OBJECTIVE — Each line below should be retyped exactly, with no pictures.

┌─ DATA FOR THIS TASK

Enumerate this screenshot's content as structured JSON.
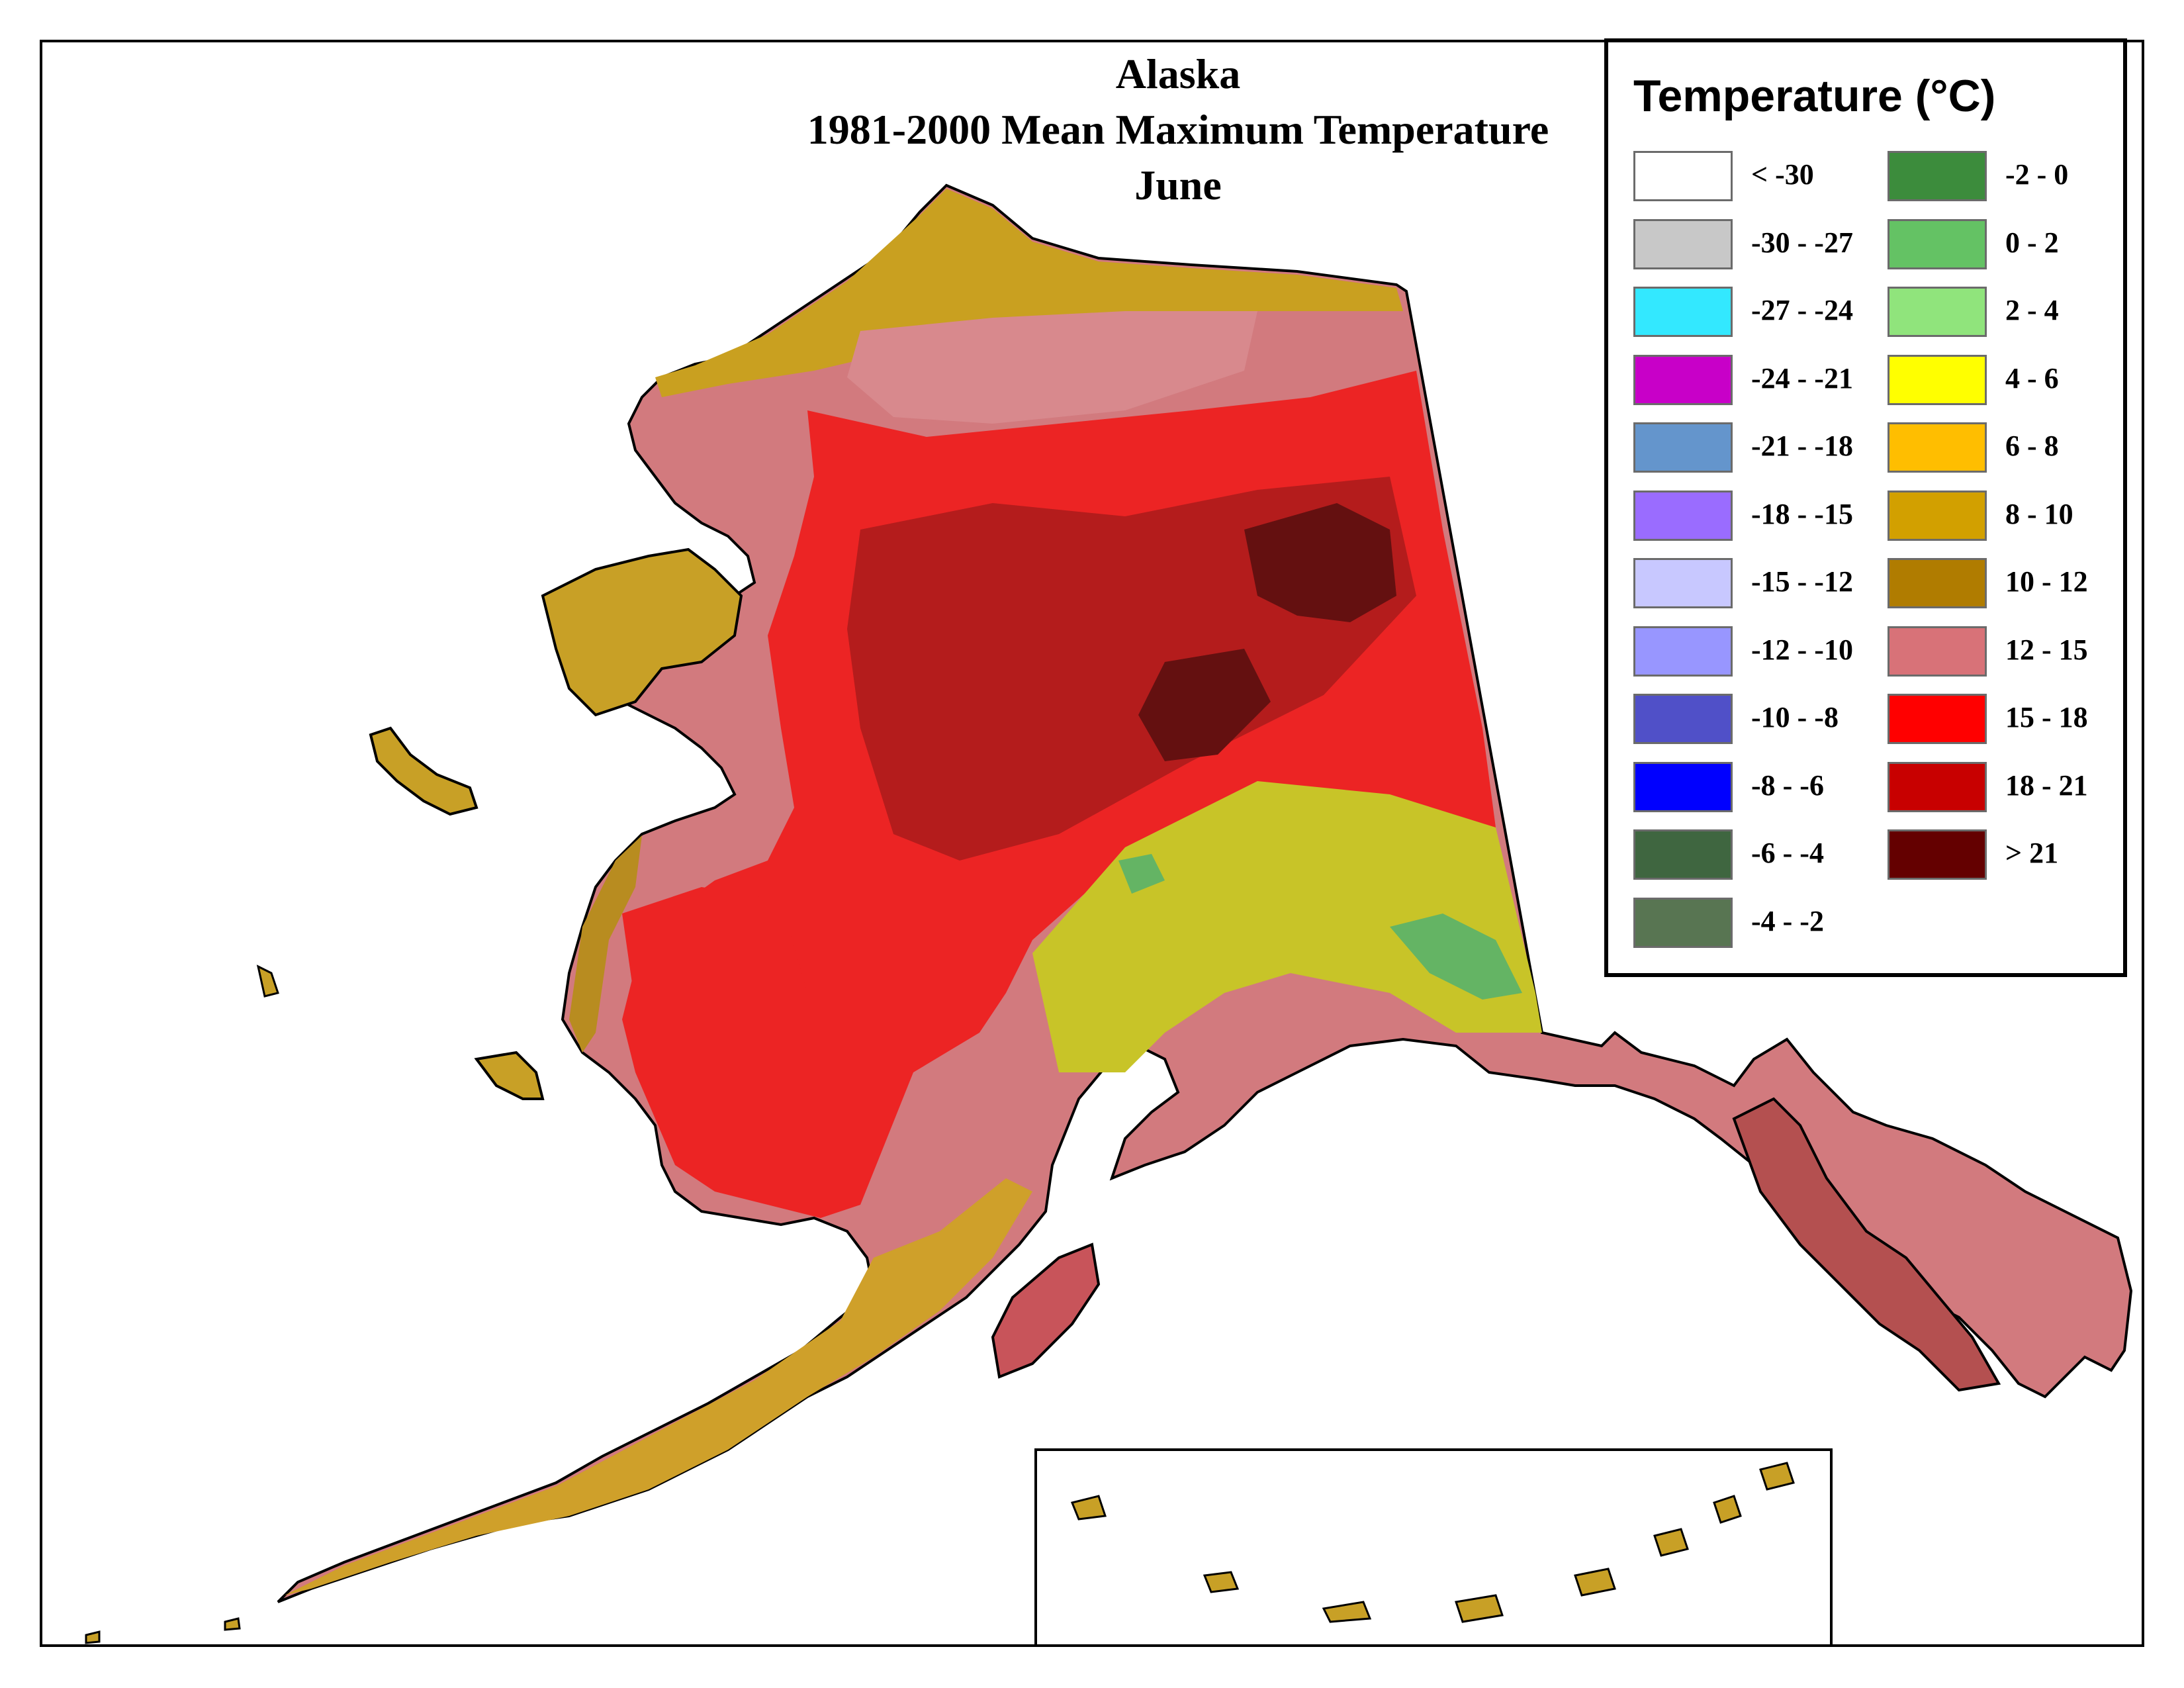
{
  "title": {
    "line1": "Alaska",
    "line2": "1981-2000 Mean Maximum Temperature",
    "line3": "June"
  },
  "legend": {
    "title": "Temperature (°C)",
    "column1": [
      {
        "label": "< -30",
        "color": "#ffffff"
      },
      {
        "label": "-30 - -27",
        "color": "#c8c8c8"
      },
      {
        "label": "-27 - -24",
        "color": "#33e8ff"
      },
      {
        "label": "-24 - -21",
        "color": "#c800c8"
      },
      {
        "label": "-21 - -18",
        "color": "#6495cc"
      },
      {
        "label": "-18 - -15",
        "color": "#9a6cff"
      },
      {
        "label": "-15 - -12",
        "color": "#c8c8ff"
      },
      {
        "label": "-12 - -10",
        "color": "#9896ff"
      },
      {
        "label": "-10 - -8",
        "color": "#5050c8"
      },
      {
        "label": "-8 - -6",
        "color": "#0000ff"
      },
      {
        "label": "-6 - -4",
        "color": "#3f6640"
      },
      {
        "label": "-4 - -2",
        "color": "#587552"
      }
    ],
    "column2": [
      {
        "label": "-2 - 0",
        "color": "#3c8c3c"
      },
      {
        "label": "0 - 2",
        "color": "#64c264"
      },
      {
        "label": "2 - 4",
        "color": "#90e47c"
      },
      {
        "label": "4 - 6",
        "color": "#ffff00"
      },
      {
        "label": "6 - 8",
        "color": "#ffbe00"
      },
      {
        "label": "8 - 10",
        "color": "#d2a000"
      },
      {
        "label": "10 - 12",
        "color": "#b07c00"
      },
      {
        "label": "12 - 15",
        "color": "#d87278"
      },
      {
        "label": "15 - 18",
        "color": "#ff0000"
      },
      {
        "label": "18 - 21",
        "color": "#c80000"
      },
      {
        "label": "> 21",
        "color": "#640000"
      }
    ]
  }
}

└─

TASK ANSWER —
Enumerate this screenshot's content as structured JSON.
{
  "title": {
    "line1": "Alaska",
    "line2": "1981-2000 Mean Maximum Temperature",
    "line3": "June"
  },
  "legend": {
    "title": "Temperature (°C)",
    "column1": [
      {
        "label": "< -30",
        "color": "#ffffff"
      },
      {
        "label": "-30 - -27",
        "color": "#c8c8c8"
      },
      {
        "label": "-27 - -24",
        "color": "#33e8ff"
      },
      {
        "label": "-24 - -21",
        "color": "#c800c8"
      },
      {
        "label": "-21 - -18",
        "color": "#6495cc"
      },
      {
        "label": "-18 - -15",
        "color": "#9a6cff"
      },
      {
        "label": "-15 - -12",
        "color": "#c8c8ff"
      },
      {
        "label": "-12 - -10",
        "color": "#9896ff"
      },
      {
        "label": "-10 - -8",
        "color": "#5050c8"
      },
      {
        "label": "-8 - -6",
        "color": "#0000ff"
      },
      {
        "label": "-6 - -4",
        "color": "#3f6640"
      },
      {
        "label": "-4 - -2",
        "color": "#587552"
      }
    ],
    "column2": [
      {
        "label": "-2 - 0",
        "color": "#3c8c3c"
      },
      {
        "label": "0 - 2",
        "color": "#64c264"
      },
      {
        "label": "2 - 4",
        "color": "#90e47c"
      },
      {
        "label": "4 - 6",
        "color": "#ffff00"
      },
      {
        "label": "6 - 8",
        "color": "#ffbe00"
      },
      {
        "label": "8 - 10",
        "color": "#d2a000"
      },
      {
        "label": "10 - 12",
        "color": "#b07c00"
      },
      {
        "label": "12 - 15",
        "color": "#d87278"
      },
      {
        "label": "15 - 18",
        "color": "#ff0000"
      },
      {
        "label": "18 - 21",
        "color": "#c80000"
      },
      {
        "label": "> 21",
        "color": "#640000"
      }
    ]
  }
}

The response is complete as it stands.